PAGE EXCERPT —
....

Pushing the limits of Alexa skills…
This is a killer Alexa skill. This skill could be the catalyst for a million new Alexa devices in a million new locations -- restaurants, coffee shops, hotel rooms, your living room -- basically, anywhere that provides WiFi. It’s that useful.
What it does
The “WiFi Code” Alexa skill connects your device to WiFi by merely listening to special audio played by this skill. (How cool is that?!)
I want to build cool things that lots of people actually use.
What makes WiFi Code special?
- This skill is a unique, original concept for Alexa and in general.
- Works with ANY Alexa device. No need for a screen. Use WiFi Code with a Dot.
- Because the connection is done using audio, you don't need to be near the Alexa device. It can work 10 feet away or more with some ambient noise (this is unlike QR code readers where you need to be right next to the QR code and line it up with your camera)
- A group of people can connect to your WiFi almost instantly at the same time! Think about a group of friends at a restaurant or a family entering a hotel room with ten mobile devices they want to get connected.

....

SUPPLIED RECORDS —

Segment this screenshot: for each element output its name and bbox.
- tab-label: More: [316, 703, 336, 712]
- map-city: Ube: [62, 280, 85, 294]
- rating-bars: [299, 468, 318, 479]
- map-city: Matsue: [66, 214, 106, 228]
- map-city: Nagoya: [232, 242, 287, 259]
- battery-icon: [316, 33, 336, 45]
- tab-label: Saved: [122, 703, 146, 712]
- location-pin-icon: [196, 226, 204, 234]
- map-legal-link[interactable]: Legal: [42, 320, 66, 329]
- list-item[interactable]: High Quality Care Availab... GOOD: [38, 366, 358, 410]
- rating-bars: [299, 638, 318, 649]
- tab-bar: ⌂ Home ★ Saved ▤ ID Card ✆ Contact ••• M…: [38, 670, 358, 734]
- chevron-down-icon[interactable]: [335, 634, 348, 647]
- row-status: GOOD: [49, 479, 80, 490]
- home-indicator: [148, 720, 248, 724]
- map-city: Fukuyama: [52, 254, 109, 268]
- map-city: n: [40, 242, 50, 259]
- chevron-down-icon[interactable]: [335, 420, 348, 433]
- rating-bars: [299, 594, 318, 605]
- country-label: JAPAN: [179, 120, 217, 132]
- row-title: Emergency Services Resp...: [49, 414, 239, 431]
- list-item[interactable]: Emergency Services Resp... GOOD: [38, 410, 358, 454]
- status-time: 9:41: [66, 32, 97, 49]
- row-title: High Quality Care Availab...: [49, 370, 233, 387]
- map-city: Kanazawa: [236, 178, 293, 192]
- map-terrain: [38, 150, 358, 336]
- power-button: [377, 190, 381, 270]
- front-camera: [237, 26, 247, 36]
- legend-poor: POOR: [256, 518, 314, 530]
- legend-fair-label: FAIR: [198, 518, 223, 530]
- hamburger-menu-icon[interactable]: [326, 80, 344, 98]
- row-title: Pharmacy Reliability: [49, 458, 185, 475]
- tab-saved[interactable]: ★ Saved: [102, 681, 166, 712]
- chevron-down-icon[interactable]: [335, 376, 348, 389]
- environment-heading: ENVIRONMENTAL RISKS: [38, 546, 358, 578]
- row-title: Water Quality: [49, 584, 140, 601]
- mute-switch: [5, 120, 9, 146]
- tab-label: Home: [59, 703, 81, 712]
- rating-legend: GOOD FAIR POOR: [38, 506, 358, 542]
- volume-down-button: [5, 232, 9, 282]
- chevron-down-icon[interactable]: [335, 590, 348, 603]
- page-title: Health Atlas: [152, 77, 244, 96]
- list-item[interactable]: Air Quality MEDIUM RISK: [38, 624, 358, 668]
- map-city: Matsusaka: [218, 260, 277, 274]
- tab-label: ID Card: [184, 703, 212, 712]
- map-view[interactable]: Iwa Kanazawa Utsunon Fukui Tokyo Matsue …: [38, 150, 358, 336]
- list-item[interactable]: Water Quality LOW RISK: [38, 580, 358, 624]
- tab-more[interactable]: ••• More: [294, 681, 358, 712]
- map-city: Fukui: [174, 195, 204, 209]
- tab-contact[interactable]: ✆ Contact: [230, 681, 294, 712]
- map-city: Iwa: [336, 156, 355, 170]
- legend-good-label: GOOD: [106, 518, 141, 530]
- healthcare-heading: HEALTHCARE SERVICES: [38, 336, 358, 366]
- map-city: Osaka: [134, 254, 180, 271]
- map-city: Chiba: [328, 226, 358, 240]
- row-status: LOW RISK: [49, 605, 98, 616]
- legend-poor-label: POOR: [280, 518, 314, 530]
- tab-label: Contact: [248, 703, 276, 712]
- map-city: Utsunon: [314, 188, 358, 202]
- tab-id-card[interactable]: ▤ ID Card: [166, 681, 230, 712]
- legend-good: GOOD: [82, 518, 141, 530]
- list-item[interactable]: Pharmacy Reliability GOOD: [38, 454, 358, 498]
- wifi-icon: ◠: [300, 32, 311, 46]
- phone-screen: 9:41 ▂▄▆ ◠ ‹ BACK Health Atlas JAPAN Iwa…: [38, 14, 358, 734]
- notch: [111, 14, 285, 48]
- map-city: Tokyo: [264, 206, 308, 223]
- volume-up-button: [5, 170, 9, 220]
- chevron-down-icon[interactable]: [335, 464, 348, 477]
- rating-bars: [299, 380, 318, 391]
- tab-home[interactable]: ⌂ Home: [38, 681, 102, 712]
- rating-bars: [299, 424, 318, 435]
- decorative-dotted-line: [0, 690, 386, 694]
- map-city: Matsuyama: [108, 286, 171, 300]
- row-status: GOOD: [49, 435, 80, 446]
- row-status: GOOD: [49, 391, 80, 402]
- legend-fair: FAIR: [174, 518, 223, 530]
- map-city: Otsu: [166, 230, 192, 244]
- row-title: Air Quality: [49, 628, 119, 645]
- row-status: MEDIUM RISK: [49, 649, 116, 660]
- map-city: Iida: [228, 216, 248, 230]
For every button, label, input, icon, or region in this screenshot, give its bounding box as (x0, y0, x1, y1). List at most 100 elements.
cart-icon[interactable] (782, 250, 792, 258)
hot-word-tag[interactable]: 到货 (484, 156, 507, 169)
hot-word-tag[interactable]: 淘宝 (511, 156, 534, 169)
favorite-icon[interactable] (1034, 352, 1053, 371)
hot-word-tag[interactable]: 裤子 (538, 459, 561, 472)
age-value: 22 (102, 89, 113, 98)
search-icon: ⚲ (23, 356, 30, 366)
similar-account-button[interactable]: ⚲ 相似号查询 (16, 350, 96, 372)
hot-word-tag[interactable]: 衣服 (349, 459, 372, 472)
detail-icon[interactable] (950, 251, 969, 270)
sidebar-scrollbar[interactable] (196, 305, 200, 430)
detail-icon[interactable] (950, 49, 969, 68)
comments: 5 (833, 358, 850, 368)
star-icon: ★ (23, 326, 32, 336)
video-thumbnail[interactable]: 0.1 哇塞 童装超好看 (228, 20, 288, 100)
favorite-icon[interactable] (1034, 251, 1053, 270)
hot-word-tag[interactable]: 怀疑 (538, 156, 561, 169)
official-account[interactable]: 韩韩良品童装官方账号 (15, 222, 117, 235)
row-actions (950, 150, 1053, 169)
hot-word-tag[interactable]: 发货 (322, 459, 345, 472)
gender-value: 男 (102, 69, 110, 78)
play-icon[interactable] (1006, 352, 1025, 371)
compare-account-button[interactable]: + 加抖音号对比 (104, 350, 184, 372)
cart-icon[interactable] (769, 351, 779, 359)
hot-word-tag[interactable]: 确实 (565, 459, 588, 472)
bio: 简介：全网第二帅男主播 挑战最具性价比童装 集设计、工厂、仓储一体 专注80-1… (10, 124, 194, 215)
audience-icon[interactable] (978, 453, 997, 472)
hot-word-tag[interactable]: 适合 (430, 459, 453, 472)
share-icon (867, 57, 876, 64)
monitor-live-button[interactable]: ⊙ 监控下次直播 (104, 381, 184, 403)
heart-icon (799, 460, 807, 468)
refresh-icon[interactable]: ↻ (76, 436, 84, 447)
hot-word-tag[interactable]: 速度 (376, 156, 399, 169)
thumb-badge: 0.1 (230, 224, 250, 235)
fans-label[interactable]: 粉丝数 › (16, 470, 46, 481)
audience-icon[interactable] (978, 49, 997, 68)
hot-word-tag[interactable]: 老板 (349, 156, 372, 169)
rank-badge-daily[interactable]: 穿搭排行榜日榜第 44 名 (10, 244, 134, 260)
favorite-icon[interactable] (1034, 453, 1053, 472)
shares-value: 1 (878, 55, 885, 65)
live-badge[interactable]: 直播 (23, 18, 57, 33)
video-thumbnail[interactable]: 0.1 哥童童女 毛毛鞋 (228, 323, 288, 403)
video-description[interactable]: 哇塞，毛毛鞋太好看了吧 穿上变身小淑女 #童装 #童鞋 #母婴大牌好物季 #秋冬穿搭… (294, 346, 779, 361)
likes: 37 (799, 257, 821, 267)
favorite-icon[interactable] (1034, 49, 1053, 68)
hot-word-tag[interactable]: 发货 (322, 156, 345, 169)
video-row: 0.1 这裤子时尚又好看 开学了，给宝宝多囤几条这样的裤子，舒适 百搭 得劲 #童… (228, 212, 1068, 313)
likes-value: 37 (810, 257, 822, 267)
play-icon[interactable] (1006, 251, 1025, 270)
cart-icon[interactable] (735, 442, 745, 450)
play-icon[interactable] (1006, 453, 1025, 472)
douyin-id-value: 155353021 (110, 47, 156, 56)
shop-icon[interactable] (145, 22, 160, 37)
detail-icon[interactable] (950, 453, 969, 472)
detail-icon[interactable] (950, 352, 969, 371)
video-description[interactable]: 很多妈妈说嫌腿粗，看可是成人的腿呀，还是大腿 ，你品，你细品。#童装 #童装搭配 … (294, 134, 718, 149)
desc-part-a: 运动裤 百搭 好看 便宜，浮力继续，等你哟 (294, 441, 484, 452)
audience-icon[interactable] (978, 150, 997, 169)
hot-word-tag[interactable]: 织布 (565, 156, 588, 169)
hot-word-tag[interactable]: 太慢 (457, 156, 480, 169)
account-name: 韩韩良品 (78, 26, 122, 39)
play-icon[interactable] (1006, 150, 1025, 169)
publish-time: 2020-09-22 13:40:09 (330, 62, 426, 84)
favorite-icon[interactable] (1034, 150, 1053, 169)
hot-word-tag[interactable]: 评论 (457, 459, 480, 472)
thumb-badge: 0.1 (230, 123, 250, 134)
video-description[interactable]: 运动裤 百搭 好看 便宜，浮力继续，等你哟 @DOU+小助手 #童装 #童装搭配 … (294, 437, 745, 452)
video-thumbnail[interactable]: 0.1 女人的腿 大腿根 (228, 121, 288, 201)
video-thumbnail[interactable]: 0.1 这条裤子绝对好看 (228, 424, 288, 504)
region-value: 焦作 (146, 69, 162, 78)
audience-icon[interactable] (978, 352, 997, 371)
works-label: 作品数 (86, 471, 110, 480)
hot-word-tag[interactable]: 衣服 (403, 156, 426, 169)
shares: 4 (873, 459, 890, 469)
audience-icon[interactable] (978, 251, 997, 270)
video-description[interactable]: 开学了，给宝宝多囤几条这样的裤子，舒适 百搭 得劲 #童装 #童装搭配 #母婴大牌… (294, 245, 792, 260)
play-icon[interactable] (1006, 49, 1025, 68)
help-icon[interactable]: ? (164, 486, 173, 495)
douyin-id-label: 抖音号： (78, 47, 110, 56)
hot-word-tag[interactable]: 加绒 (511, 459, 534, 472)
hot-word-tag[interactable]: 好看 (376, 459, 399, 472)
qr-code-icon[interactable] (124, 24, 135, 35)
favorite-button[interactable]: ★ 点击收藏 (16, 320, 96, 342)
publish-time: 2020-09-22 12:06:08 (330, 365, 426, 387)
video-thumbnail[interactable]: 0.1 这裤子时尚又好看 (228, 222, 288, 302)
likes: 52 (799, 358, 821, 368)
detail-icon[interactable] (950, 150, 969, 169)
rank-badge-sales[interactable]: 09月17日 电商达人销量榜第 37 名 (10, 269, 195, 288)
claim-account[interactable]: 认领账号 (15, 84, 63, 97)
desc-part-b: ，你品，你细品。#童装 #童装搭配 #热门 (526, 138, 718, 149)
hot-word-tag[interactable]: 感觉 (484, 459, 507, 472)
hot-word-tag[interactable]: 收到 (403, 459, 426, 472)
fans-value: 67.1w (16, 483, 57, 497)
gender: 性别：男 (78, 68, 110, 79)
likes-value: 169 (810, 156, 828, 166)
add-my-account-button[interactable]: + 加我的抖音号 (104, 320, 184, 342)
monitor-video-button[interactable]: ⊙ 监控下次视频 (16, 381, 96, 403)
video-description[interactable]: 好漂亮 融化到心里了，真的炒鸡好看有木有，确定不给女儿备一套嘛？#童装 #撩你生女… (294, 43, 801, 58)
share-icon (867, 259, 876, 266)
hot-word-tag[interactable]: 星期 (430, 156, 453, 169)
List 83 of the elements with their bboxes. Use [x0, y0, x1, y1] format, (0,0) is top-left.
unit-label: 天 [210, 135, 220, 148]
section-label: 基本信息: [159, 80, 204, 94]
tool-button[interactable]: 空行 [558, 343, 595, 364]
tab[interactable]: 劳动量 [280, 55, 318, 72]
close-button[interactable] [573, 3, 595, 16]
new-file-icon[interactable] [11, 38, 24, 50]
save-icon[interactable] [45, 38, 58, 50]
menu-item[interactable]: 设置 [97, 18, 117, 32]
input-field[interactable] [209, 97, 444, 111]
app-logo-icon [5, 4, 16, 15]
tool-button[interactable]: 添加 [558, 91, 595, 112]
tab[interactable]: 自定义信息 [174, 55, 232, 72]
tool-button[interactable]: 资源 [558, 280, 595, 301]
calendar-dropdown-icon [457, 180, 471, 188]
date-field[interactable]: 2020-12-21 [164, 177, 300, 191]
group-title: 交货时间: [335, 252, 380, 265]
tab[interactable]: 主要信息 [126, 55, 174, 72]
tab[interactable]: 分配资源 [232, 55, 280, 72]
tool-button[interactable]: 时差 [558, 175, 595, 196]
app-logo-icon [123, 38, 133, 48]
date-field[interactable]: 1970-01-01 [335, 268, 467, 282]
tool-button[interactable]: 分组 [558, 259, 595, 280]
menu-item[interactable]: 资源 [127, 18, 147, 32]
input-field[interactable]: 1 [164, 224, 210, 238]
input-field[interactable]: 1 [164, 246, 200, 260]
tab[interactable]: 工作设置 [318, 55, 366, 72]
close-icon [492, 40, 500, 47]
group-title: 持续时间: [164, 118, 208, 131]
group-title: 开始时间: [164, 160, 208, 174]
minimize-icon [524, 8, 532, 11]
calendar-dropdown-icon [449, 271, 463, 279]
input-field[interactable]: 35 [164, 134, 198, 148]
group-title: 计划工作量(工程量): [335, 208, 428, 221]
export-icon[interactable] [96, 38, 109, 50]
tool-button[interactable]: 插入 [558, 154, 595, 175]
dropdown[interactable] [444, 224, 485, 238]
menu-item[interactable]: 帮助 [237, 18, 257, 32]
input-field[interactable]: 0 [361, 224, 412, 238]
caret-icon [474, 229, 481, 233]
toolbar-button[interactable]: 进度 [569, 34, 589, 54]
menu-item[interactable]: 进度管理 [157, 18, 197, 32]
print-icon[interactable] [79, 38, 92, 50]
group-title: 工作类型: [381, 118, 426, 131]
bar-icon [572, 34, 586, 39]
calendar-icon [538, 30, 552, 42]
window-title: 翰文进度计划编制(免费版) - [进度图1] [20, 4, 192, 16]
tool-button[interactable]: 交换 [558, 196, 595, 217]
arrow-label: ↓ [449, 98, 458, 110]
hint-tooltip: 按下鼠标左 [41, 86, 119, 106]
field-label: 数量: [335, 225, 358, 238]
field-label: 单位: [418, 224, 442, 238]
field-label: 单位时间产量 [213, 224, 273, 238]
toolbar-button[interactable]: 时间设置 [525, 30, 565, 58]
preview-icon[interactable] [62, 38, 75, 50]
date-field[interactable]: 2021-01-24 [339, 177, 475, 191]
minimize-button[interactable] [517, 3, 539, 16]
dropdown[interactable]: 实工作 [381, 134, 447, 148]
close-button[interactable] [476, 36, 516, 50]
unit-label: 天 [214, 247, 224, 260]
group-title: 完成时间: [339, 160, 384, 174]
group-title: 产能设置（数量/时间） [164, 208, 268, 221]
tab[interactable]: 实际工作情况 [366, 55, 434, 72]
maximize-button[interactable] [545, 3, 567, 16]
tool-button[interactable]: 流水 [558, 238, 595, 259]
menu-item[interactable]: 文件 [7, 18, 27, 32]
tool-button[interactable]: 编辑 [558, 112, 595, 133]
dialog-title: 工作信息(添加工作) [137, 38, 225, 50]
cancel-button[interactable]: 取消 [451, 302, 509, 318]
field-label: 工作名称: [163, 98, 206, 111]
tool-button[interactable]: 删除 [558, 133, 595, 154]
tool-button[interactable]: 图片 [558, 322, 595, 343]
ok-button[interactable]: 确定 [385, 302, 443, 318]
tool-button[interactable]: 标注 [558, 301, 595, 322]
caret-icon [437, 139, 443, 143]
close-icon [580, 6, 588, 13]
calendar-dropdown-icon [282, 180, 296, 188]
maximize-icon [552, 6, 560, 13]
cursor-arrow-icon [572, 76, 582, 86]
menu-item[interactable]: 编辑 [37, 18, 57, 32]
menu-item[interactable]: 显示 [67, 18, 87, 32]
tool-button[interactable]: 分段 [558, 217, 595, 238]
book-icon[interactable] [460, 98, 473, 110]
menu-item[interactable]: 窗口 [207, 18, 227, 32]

....

REQUIRED TASKS —
(A) Using the WiFi Code skill write-up, answer these:
(i) What does the skill listen to in order to connect a device to WiFi?
(ii) How far from the Alexa device can the connection still work?
(iii) Which Alexa device is named as one the skill works with, with no screen needed?
(B) Carry on the WiFi Code skill write-up from the point where it stops.

RESPONSES IN ORDER —
(A)
(i) Special audio played by the skill.
(ii) 10 feet away or more, even with some ambient noise.
(iii) A Dot.

(B)
- This skill automatically connects a user to a WiFi network without needing to know the SSID or password of the WiFi network. This means that you can easily hide your SSID and use a longer than normal cryptic WiFi password, without worrying about how difficult or inconvenient it would normally be to connect to a hidden network with a long password.
- For public places, like a coffee shop, you could worry-free change your WiFi password periodically, discouraging WiFi leechers from nearby businesses without inconveniencing your customers. Your customers would just go up to an Alexa device and say “Alexa, Open WiFi Code” to connect.
- For guests at your home, you don’t need to drudge up your guest password or help guests connect, just tell them to download the “Chirp Me” app (using their mobile data of course) and say “Alexa, Open WiFi Code” to connect.
- The intro to this skill can easily be branded! For example, “Welcome to Jim’s coffee shop. We have a special on lattes today, and here’s your complementary WiFi [Chiirrrp]”
- Tail-end branding – After connecting the user to WiFi, Alexa could then send another chirp that redirects the user to a web page of special offers
Note: Currently, to ensure that the branding features are not abused, we need to be contacted directly at email@example.com to provide custom branding
Some QR code reader apps have the ability to read WiFi QR codes and connect to WiFi. However, they don’t provide nearly the same convenience, functionality, or coolness that connecting via sound offers. And yet, I added a “bonus feature” to this skill...
…it generates a WiFi QR code every time the skill is used and sends it to the WiFi owner’s Alexa app! The WiFi owner can share the QR code immediately from their Alexa app or take a snapshot and print out. This provides multiple methods of convenience to connect to WiFi.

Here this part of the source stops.